-- Task instructions --
The records that follow need to be output exactly as they are.
^^^^^^^^^^^^^^^^
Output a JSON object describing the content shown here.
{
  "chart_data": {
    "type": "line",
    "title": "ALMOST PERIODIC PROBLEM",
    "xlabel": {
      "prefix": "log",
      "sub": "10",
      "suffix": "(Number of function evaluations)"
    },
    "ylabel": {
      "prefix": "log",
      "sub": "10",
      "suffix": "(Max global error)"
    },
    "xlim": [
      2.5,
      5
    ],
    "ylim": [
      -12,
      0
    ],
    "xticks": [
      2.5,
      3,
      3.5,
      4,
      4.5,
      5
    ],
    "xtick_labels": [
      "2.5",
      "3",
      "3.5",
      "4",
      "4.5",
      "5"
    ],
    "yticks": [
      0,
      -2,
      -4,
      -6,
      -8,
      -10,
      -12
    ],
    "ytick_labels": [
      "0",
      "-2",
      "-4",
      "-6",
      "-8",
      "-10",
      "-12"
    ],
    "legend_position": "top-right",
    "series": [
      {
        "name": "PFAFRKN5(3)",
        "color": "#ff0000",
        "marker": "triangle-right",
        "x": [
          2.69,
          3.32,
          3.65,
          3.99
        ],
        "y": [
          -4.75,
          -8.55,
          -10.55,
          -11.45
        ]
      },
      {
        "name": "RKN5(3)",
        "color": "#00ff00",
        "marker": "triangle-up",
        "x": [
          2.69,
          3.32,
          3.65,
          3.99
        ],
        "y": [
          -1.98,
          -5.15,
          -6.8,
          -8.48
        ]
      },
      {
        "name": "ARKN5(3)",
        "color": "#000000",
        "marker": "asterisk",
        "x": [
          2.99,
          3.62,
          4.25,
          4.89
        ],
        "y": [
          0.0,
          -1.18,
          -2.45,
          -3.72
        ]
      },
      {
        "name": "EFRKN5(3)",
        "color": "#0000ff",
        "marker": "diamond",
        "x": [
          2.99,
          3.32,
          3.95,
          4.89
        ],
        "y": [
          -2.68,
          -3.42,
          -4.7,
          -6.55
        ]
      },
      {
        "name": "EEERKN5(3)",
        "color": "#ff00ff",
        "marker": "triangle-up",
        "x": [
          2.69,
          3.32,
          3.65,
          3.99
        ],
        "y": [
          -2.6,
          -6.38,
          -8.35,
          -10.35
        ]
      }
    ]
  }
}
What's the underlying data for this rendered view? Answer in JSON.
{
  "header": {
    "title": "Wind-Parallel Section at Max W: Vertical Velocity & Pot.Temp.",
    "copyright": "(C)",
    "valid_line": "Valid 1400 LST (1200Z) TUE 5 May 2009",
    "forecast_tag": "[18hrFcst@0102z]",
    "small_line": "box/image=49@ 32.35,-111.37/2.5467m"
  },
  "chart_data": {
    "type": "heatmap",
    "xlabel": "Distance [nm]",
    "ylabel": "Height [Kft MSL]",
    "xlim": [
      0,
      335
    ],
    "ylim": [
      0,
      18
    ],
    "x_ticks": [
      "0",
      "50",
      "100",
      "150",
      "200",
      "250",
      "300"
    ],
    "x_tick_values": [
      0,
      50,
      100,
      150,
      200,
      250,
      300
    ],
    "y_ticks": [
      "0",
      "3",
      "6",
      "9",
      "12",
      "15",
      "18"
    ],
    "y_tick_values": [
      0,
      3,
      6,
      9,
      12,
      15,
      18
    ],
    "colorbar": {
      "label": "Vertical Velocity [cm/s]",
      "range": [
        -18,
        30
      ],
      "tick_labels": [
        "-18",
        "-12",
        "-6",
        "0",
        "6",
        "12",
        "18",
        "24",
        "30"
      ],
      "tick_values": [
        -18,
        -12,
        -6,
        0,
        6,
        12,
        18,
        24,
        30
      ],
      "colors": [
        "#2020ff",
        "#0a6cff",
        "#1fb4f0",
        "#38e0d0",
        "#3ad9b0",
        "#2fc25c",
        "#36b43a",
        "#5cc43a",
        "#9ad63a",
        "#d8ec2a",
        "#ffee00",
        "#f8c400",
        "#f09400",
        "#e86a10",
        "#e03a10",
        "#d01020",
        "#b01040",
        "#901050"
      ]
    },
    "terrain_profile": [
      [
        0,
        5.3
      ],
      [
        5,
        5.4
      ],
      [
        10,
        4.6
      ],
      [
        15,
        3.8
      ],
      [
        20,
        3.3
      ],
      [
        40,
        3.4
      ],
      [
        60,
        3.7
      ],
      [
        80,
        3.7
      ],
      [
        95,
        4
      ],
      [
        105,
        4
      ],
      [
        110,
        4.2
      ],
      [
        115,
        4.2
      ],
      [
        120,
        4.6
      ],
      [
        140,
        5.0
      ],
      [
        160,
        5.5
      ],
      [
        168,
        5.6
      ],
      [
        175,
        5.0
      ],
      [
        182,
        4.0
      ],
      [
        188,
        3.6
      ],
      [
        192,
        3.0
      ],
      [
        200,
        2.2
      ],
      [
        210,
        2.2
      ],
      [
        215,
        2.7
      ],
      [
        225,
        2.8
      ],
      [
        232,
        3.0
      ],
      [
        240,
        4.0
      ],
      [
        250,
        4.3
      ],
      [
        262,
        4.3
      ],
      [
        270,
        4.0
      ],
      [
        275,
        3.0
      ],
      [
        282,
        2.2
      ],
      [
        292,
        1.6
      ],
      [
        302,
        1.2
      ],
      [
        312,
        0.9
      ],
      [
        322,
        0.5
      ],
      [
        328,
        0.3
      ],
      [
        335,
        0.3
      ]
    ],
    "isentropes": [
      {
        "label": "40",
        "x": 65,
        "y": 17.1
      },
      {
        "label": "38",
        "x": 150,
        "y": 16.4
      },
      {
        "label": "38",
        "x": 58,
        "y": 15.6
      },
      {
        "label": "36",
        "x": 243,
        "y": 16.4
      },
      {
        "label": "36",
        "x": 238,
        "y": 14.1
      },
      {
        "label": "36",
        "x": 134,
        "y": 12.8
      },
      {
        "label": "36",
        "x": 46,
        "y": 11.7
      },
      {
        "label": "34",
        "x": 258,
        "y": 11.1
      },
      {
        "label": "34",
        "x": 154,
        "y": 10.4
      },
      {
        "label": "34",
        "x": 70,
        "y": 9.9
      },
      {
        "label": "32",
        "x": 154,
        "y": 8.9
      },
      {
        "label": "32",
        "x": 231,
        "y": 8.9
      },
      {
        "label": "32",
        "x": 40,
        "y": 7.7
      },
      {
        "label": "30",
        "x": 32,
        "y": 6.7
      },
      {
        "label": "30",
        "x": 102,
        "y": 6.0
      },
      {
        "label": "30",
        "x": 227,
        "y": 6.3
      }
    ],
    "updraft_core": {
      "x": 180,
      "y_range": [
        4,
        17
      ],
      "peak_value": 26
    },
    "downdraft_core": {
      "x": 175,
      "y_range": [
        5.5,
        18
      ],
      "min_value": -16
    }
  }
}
^^^^^^^^^^^^^^^^
-- Response to the exercise --
Output a JSON object describing the content shown here.
{
  "chart_data": {
    "type": "line",
    "title": "ALMOST PERIODIC PROBLEM",
    "xlabel": {
      "prefix": "log",
      "sub": "10",
      "suffix": "(Number of function evaluations)"
    },
    "ylabel": {
      "prefix": "log",
      "sub": "10",
      "suffix": "(Max global error)"
    },
    "xlim": [
      2.5,
      5
    ],
    "ylim": [
      -12,
      0
    ],
    "xticks": [
      2.5,
      3,
      3.5,
      4,
      4.5,
      5
    ],
    "xtick_labels": [
      "2.5",
      "3",
      "3.5",
      "4",
      "4.5",
      "5"
    ],
    "yticks": [
      0,
      -2,
      -4,
      -6,
      -8,
      -10,
      -12
    ],
    "ytick_labels": [
      "0",
      "-2",
      "-4",
      "-6",
      "-8",
      "-10",
      "-12"
    ],
    "legend_position": "top-right",
    "series": [
      {
        "name": "PFAFRKN5(3)",
        "color": "#ff0000",
        "marker": "triangle-right",
        "x": [
          2.69,
          3.32,
          3.65,
          3.99
        ],
        "y": [
          -4.75,
          -8.55,
          -10.55,
          -11.45
        ]
      },
      {
        "name": "RKN5(3)",
        "color": "#00ff00",
        "marker": "triangle-up",
        "x": [
          2.69,
          3.32,
          3.65,
          3.99
        ],
        "y": [
          -1.98,
          -5.15,
          -6.8,
          -8.48
        ]
      },
      {
        "name": "ARKN5(3)",
        "color": "#000000",
        "marker": "asterisk",
        "x": [
          2.99,
          3.62,
          4.25,
          4.89
        ],
        "y": [
          0.0,
          -1.18,
          -2.45,
          -3.72
        ]
      },
      {
        "name": "EFRKN5(3)",
        "color": "#0000ff",
        "marker": "diamond",
        "x": [
          2.99,
          3.32,
          3.95,
          4.89
        ],
        "y": [
          -2.68,
          -3.42,
          -4.7,
          -6.55
        ]
      },
      {
        "name": "EEERKN5(3)",
        "color": "#ff00ff",
        "marker": "triangle-up",
        "x": [
          2.69,
          3.32,
          3.65,
          3.99
        ],
        "y": [
          -2.6,
          -6.38,
          -8.35,
          -10.35
        ]
      }
    ]
  }
}
What's the underlying data for this rendered view? Answer in JSON.
{
  "header": {
    "title": "Wind-Parallel Section at Max W: Vertical Velocity & Pot.Temp.",
    "copyright": "(C)",
    "valid_line": "Valid 1400 LST (1200Z) TUE 5 May 2009",
    "forecast_tag": "[18hrFcst@0102z]",
    "small_line": "box/image=49@ 32.35,-111.37/2.5467m"
  },
  "chart_data": {
    "type": "heatmap",
    "xlabel": "Distance [nm]",
    "ylabel": "Height [Kft MSL]",
    "xlim": [
      0,
      335
    ],
    "ylim": [
      0,
      18
    ],
    "x_ticks": [
      "0",
      "50",
      "100",
      "150",
      "200",
      "250",
      "300"
    ],
    "x_tick_values": [
      0,
      50,
      100,
      150,
      200,
      250,
      300
    ],
    "y_ticks": [
      "0",
      "3",
      "6",
      "9",
      "12",
      "15",
      "18"
    ],
    "y_tick_values": [
      0,
      3,
      6,
      9,
      12,
      15,
      18
    ],
    "colorbar": {
      "label": "Vertical Velocity [cm/s]",
      "range": [
        -18,
        30
      ],
      "tick_labels": [
        "-18",
        "-12",
        "-6",
        "0",
        "6",
        "12",
        "18",
        "24",
        "30"
      ],
      "tick_values": [
        -18,
        -12,
        -6,
        0,
        6,
        12,
        18,
        24,
        30
      ],
      "colors": [
        "#2020ff",
        "#0a6cff",
        "#1fb4f0",
        "#38e0d0",
        "#3ad9b0",
        "#2fc25c",
        "#36b43a",
        "#5cc43a",
        "#9ad63a",
        "#d8ec2a",
        "#ffee00",
        "#f8c400",
        "#f09400",
        "#e86a10",
        "#e03a10",
        "#d01020",
        "#b01040",
        "#901050"
      ]
    },
    "terrain_profile": [
      [
        0,
        5.3
      ],
      [
        5,
        5.4
      ],
      [
        10,
        4.6
      ],
      [
        15,
        3.8
      ],
      [
        20,
        3.3
      ],
      [
        40,
        3.4
      ],
      [
        60,
        3.7
      ],
      [
        80,
        3.7
      ],
      [
        95,
        4
      ],
      [
        105,
        4
      ],
      [
        110,
        4.2
      ],
      [
        115,
        4.2
      ],
      [
        120,
        4.6
      ],
      [
        140,
        5.0
      ],
      [
        160,
        5.5
      ],
      [
        168,
        5.6
      ],
      [
        175,
        5.0
      ],
      [
        182,
        4.0
      ],
      [
        188,
        3.6
      ],
      [
        192,
        3.0
      ],
      [
        200,
        2.2
      ],
      [
        210,
        2.2
      ],
      [
        215,
        2.7
      ],
      [
        225,
        2.8
      ],
      [
        232,
        3.0
      ],
      [
        240,
        4.0
      ],
      [
        250,
        4.3
      ],
      [
        262,
        4.3
      ],
      [
        270,
        4.0
      ],
      [
        275,
        3.0
      ],
      [
        282,
        2.2
      ],
      [
        292,
        1.6
      ],
      [
        302,
        1.2
      ],
      [
        312,
        0.9
      ],
      [
        322,
        0.5
      ],
      [
        328,
        0.3
      ],
      [
        335,
        0.3
      ]
    ],
    "isentropes": [
      {
        "label": "40",
        "x": 65,
        "y": 17.1
      },
      {
        "label": "38",
        "x": 150,
        "y": 16.4
      },
      {
        "label": "38",
        "x": 58,
        "y": 15.6
      },
      {
        "label": "36",
        "x": 243,
        "y": 16.4
      },
      {
        "label": "36",
        "x": 238,
        "y": 14.1
      },
      {
        "label": "36",
        "x": 134,
        "y": 12.8
      },
      {
        "label": "36",
        "x": 46,
        "y": 11.7
      },
      {
        "label": "34",
        "x": 258,
        "y": 11.1
      },
      {
        "label": "34",
        "x": 154,
        "y": 10.4
      },
      {
        "label": "34",
        "x": 70,
        "y": 9.9
      },
      {
        "label": "32",
        "x": 154,
        "y": 8.9
      },
      {
        "label": "32",
        "x": 231,
        "y": 8.9
      },
      {
        "label": "32",
        "x": 40,
        "y": 7.7
      },
      {
        "label": "30",
        "x": 32,
        "y": 6.7
      },
      {
        "label": "30",
        "x": 102,
        "y": 6.0
      },
      {
        "label": "30",
        "x": 227,
        "y": 6.3
      }
    ],
    "updraft_core": {
      "x": 180,
      "y_range": [
        4,
        17
      ],
      "peak_value": 26
    },
    "downdraft_core": {
      "x": 175,
      "y_range": [
        5.5,
        18
      ],
      "min_value": -16
    }
  }
}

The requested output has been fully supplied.